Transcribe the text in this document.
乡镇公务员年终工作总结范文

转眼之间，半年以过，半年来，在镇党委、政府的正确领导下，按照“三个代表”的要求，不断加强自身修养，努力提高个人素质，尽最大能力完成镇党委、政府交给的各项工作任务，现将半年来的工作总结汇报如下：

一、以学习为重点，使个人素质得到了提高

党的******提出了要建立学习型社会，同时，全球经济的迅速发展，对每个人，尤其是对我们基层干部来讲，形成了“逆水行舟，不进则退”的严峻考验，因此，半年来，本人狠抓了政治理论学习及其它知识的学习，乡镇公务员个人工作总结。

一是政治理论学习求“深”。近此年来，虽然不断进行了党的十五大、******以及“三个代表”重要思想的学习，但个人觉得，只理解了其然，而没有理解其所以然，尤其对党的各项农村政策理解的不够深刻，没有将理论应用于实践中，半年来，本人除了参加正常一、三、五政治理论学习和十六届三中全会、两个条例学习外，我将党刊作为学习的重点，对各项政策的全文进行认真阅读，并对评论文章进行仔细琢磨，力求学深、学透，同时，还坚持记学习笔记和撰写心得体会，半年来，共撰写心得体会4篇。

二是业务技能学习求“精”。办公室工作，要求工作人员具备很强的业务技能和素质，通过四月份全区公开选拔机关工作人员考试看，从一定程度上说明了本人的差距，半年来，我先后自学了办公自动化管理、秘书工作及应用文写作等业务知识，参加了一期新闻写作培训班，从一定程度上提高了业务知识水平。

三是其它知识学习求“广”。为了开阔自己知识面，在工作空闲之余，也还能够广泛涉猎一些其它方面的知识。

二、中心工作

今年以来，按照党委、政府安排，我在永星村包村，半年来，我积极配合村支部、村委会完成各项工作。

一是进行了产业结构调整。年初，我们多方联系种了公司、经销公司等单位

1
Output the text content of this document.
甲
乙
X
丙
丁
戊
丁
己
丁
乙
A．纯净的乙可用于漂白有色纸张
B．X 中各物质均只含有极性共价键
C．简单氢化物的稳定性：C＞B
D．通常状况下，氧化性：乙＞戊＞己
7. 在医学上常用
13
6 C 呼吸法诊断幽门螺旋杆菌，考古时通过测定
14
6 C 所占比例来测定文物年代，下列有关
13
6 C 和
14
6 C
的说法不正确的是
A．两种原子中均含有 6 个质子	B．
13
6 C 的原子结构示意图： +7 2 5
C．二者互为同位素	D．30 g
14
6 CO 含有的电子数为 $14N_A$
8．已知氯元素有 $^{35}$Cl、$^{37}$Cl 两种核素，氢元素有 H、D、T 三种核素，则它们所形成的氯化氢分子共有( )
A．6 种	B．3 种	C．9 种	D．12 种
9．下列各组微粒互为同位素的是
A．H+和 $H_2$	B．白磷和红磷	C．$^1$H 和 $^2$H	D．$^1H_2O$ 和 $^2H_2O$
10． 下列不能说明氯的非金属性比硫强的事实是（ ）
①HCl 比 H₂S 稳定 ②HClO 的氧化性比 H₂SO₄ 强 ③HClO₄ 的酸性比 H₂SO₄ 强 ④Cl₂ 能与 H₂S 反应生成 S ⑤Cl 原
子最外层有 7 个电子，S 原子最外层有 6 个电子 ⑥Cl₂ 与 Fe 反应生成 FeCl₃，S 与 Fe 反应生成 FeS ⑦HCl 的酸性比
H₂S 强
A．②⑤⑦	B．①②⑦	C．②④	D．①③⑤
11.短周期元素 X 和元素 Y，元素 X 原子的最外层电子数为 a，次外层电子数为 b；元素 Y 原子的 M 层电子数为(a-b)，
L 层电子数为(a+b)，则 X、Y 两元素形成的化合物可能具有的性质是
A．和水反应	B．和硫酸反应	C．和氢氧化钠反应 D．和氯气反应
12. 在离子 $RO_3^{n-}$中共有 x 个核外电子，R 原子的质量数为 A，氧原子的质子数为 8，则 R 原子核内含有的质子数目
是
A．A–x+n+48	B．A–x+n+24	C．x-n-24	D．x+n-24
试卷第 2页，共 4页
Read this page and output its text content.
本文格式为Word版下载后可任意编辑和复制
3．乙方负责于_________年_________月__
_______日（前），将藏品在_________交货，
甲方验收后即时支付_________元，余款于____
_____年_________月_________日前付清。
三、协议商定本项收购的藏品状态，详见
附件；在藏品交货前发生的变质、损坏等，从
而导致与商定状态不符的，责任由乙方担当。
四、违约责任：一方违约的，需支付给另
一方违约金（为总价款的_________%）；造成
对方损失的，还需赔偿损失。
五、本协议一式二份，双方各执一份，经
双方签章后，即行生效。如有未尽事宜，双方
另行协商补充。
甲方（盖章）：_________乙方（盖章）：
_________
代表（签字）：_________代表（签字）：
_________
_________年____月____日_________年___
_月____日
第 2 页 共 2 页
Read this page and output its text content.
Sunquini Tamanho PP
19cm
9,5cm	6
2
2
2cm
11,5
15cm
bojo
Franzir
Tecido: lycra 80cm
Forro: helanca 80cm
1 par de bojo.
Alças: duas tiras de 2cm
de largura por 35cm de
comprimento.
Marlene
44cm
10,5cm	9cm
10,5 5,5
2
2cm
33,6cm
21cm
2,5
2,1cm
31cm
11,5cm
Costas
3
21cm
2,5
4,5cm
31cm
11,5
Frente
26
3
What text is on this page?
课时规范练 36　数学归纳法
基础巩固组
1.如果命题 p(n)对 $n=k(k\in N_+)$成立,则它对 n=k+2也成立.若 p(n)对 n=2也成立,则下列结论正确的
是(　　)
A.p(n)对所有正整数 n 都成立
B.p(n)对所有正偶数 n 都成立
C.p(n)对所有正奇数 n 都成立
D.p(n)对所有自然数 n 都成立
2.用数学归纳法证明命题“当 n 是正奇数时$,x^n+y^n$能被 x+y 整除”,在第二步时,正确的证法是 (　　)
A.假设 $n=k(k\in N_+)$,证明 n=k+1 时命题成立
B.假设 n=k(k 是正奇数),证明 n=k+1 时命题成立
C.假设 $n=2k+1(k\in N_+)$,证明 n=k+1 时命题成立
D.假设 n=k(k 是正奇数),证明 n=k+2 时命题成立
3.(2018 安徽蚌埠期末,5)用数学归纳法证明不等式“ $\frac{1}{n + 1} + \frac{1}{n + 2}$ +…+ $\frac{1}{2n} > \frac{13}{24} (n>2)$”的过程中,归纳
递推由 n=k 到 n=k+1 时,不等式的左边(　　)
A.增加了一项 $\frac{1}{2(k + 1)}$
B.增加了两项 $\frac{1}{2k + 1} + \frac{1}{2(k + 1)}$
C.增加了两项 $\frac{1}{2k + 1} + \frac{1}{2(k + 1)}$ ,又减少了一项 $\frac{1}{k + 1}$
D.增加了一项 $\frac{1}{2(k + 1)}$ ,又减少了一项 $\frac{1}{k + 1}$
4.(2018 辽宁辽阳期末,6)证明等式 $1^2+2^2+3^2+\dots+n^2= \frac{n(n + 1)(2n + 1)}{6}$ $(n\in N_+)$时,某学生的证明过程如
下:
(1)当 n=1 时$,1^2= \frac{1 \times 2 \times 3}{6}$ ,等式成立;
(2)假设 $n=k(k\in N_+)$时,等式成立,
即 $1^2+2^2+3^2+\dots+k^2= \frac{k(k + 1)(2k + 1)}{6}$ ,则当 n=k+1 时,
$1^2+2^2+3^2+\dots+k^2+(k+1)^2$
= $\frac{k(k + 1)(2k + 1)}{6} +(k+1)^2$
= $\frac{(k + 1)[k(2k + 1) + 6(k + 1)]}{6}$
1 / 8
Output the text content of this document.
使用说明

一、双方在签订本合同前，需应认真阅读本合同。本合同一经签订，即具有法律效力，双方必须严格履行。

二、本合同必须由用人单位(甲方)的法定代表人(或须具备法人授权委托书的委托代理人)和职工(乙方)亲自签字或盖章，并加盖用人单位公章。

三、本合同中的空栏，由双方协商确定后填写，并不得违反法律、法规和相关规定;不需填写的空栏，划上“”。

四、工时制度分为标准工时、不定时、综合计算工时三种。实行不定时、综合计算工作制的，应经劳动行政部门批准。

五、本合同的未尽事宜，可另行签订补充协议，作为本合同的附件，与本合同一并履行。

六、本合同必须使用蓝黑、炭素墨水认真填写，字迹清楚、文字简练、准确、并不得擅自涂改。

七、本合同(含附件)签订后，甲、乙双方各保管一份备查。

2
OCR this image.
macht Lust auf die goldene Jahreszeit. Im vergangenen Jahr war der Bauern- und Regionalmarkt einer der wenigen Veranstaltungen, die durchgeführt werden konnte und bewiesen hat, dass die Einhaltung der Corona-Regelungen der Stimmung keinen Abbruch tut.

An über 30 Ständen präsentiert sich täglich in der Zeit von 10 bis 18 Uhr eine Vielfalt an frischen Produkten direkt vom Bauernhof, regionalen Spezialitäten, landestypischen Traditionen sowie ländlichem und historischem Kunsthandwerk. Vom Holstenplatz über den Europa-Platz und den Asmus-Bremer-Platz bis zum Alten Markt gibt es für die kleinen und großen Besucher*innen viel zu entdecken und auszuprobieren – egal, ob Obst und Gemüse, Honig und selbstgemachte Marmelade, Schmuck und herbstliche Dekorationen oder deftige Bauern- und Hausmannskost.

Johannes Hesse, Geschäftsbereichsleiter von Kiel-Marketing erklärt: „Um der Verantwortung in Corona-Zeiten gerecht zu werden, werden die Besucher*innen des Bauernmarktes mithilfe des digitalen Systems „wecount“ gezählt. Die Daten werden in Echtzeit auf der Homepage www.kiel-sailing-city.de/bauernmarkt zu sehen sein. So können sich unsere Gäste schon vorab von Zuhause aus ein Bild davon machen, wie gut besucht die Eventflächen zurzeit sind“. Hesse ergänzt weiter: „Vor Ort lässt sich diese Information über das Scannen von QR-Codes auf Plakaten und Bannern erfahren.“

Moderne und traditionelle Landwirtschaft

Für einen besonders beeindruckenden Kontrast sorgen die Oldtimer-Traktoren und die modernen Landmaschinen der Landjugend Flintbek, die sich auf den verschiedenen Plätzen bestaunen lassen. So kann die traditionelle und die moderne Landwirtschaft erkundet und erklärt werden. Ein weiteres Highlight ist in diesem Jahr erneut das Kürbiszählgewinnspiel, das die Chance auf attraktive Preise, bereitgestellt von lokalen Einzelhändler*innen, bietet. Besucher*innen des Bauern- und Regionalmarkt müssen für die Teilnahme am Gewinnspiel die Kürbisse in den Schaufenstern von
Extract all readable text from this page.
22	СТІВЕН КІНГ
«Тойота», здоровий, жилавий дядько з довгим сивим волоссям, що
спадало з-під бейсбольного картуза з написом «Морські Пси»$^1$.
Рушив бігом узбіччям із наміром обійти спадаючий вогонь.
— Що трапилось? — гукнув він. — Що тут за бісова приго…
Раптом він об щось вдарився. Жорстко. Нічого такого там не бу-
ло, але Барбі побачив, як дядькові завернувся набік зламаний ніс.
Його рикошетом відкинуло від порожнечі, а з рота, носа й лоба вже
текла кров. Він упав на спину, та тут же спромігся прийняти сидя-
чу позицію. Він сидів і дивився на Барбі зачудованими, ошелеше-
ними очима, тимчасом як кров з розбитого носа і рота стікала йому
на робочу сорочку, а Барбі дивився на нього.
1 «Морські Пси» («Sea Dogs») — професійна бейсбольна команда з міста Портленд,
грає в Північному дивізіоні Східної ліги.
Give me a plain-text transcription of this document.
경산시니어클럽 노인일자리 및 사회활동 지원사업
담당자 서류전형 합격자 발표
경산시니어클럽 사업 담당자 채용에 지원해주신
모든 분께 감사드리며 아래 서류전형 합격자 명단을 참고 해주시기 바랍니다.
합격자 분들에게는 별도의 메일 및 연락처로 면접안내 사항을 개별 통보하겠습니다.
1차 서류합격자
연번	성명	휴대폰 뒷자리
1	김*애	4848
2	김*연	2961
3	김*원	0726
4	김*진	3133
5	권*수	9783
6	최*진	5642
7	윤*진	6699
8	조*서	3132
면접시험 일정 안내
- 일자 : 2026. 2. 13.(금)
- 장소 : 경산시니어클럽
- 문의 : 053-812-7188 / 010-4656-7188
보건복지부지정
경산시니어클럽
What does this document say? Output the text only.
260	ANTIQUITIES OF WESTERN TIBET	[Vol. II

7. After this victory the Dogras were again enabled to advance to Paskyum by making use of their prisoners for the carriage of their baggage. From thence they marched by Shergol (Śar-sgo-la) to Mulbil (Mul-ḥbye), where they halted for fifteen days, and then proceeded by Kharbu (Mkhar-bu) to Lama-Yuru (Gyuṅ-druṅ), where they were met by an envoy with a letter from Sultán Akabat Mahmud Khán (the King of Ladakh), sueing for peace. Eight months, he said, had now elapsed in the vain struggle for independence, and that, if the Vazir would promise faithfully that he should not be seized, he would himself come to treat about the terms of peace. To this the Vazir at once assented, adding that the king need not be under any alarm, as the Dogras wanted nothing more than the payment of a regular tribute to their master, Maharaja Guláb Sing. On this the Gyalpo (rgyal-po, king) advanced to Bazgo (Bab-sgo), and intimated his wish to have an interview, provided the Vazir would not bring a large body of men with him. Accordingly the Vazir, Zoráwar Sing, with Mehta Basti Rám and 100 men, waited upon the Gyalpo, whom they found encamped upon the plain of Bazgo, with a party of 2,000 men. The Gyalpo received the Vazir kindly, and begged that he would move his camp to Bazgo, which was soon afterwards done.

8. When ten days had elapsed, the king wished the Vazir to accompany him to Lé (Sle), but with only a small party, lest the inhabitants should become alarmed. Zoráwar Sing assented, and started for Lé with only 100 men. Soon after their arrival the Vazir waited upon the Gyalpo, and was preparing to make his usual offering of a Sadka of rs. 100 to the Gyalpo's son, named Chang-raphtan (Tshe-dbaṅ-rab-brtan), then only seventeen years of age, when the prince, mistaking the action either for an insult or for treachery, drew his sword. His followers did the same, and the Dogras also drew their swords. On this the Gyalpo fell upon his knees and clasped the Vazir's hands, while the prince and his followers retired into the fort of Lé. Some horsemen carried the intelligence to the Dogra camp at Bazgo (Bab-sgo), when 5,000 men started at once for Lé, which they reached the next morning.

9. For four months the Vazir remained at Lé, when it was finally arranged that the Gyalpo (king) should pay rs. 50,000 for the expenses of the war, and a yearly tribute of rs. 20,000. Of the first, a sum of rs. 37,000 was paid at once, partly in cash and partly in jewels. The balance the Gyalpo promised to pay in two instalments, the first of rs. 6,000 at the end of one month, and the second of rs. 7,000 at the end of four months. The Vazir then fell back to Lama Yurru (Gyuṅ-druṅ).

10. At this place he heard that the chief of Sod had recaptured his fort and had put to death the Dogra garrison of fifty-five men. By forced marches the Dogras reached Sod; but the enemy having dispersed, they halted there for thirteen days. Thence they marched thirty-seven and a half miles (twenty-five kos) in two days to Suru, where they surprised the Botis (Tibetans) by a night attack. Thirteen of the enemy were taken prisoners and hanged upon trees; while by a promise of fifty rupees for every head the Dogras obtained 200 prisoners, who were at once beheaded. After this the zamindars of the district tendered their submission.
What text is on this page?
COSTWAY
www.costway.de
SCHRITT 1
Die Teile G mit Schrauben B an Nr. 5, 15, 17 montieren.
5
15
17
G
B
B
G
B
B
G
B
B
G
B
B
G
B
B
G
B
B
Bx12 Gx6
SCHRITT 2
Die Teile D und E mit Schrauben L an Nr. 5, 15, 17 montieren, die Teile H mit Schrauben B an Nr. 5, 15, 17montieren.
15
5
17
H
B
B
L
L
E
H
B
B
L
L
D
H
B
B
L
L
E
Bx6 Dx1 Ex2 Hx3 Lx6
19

========

EXERCISE AIM => From the records, copy every line that has the string "增加了两项" in it.

WRITTEN ANSWER =>
B.增加了两项 $\frac{1}{2k + 1} + \frac{1}{2(k + 1)}$
C.增加了两项 $\frac{1}{2k + 1} + \frac{1}{2(k + 1)}$ ,又减少了一项 $\frac{1}{k + 1}$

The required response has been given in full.